***** AVAILABLE DATA

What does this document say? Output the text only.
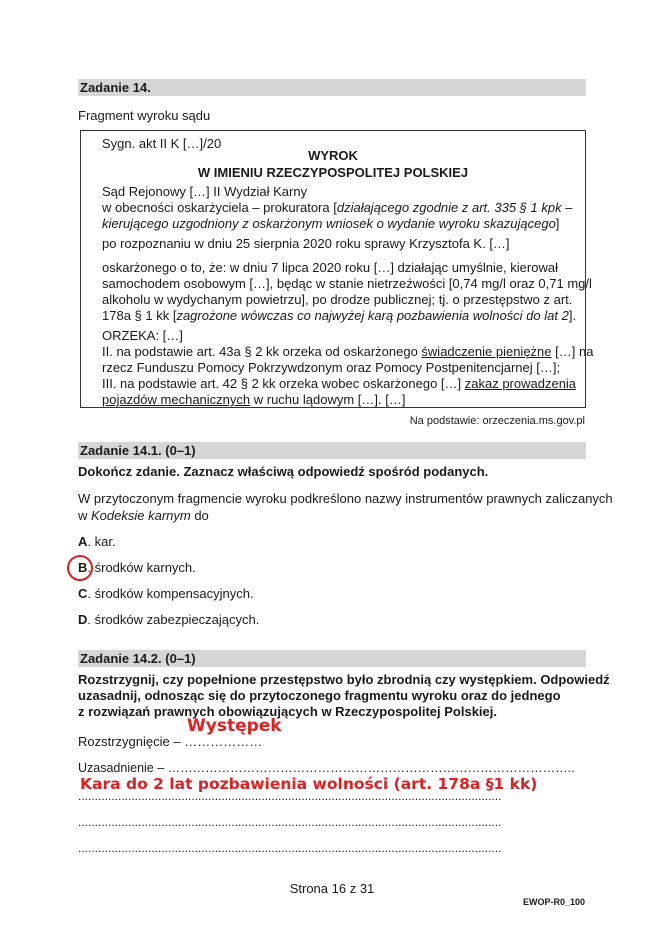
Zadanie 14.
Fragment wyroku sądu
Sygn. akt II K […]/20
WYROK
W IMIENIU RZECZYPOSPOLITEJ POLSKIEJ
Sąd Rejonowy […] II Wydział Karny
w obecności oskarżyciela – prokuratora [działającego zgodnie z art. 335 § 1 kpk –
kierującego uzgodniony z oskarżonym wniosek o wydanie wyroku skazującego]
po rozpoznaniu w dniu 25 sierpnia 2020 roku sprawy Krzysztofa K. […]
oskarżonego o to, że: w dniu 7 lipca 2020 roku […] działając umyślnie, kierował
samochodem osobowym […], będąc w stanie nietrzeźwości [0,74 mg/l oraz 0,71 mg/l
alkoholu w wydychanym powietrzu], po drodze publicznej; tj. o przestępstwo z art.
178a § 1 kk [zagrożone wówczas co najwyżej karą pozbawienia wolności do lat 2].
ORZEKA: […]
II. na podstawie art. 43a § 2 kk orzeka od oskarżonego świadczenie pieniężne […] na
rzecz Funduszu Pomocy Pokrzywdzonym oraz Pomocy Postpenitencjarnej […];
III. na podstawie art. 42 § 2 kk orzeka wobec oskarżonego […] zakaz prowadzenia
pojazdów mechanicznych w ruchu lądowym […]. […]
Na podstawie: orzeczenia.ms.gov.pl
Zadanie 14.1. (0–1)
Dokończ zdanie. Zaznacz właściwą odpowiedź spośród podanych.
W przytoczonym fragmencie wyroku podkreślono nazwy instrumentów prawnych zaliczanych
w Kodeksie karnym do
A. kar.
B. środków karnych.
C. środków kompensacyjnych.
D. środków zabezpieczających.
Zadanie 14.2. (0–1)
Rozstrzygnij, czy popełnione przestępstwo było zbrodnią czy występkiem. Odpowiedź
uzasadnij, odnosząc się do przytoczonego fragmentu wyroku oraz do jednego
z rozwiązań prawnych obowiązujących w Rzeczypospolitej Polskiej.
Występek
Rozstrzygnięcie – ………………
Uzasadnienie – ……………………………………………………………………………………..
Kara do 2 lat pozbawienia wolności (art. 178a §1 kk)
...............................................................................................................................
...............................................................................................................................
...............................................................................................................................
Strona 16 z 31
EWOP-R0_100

**********
***** AVAILABLE DATA

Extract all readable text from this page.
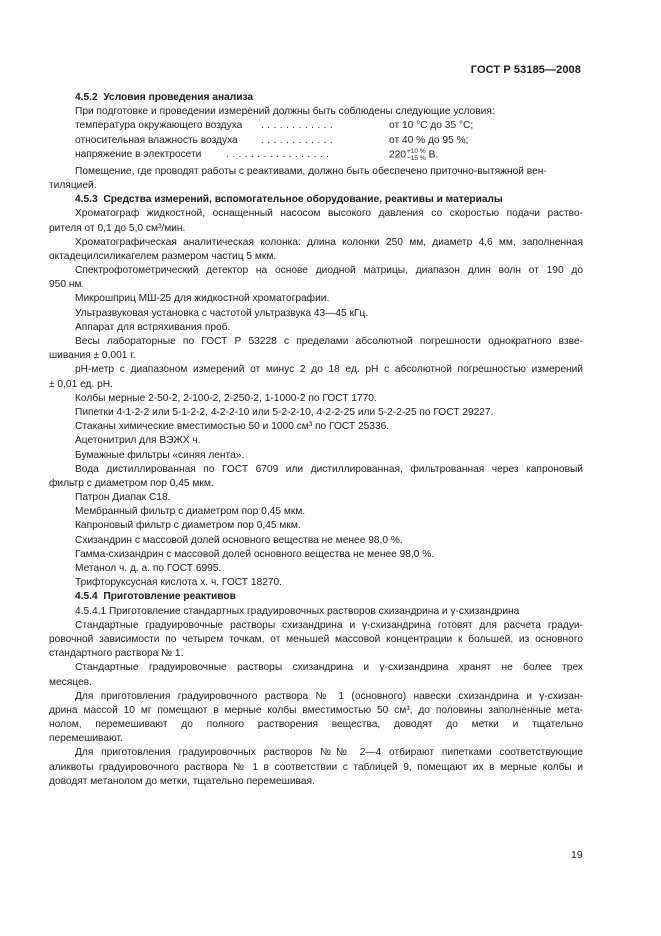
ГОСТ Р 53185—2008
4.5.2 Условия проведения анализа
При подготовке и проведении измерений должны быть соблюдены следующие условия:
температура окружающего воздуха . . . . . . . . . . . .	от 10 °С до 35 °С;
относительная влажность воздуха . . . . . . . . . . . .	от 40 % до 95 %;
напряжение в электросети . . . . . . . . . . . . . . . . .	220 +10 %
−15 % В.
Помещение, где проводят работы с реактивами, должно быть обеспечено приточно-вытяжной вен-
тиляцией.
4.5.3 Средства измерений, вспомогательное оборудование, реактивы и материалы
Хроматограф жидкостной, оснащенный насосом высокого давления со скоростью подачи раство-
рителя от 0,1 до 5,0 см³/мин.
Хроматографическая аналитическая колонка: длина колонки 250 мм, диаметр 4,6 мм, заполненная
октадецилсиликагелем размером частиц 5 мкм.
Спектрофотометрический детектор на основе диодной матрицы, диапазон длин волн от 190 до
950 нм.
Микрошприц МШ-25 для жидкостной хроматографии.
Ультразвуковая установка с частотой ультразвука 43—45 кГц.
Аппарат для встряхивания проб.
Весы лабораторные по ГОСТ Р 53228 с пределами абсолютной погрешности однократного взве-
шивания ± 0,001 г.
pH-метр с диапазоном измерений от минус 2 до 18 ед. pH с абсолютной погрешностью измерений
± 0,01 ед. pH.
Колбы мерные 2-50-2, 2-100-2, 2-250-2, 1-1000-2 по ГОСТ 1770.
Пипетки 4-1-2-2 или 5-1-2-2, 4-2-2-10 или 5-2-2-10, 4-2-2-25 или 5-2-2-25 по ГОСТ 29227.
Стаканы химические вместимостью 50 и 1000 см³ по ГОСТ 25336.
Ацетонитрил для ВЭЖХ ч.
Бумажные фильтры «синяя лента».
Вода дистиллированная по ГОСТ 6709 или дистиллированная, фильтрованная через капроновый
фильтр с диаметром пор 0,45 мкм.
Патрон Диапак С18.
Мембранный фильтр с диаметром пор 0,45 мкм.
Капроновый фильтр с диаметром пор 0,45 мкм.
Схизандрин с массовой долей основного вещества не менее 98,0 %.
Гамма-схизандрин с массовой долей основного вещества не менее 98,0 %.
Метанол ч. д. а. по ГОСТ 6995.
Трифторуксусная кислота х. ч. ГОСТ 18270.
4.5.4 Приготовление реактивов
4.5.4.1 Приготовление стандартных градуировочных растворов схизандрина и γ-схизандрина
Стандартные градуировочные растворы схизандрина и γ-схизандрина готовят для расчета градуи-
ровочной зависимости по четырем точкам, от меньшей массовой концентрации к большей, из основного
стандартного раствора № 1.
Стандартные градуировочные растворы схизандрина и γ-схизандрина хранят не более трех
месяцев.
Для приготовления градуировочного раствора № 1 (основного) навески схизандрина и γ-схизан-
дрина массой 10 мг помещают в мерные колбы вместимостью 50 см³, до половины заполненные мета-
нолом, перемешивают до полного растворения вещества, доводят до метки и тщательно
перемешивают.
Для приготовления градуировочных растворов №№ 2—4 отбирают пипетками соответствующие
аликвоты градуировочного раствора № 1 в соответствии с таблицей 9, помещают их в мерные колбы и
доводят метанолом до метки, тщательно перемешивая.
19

**********

# THE REQUEST:
Find the lines containing "oskarżonego" and pull them out.

# THE OUTPUT:
oskarżonego o to, że: w dniu 7 lipca 2020 roku […] działając umyślnie, kierował
II. na podstawie art. 43a § 2 kk orzeka od oskarżonego świadczenie pieniężne […] na
III. na podstawie art. 42 § 2 kk orzeka wobec oskarżonego […] zakaz prowadzenia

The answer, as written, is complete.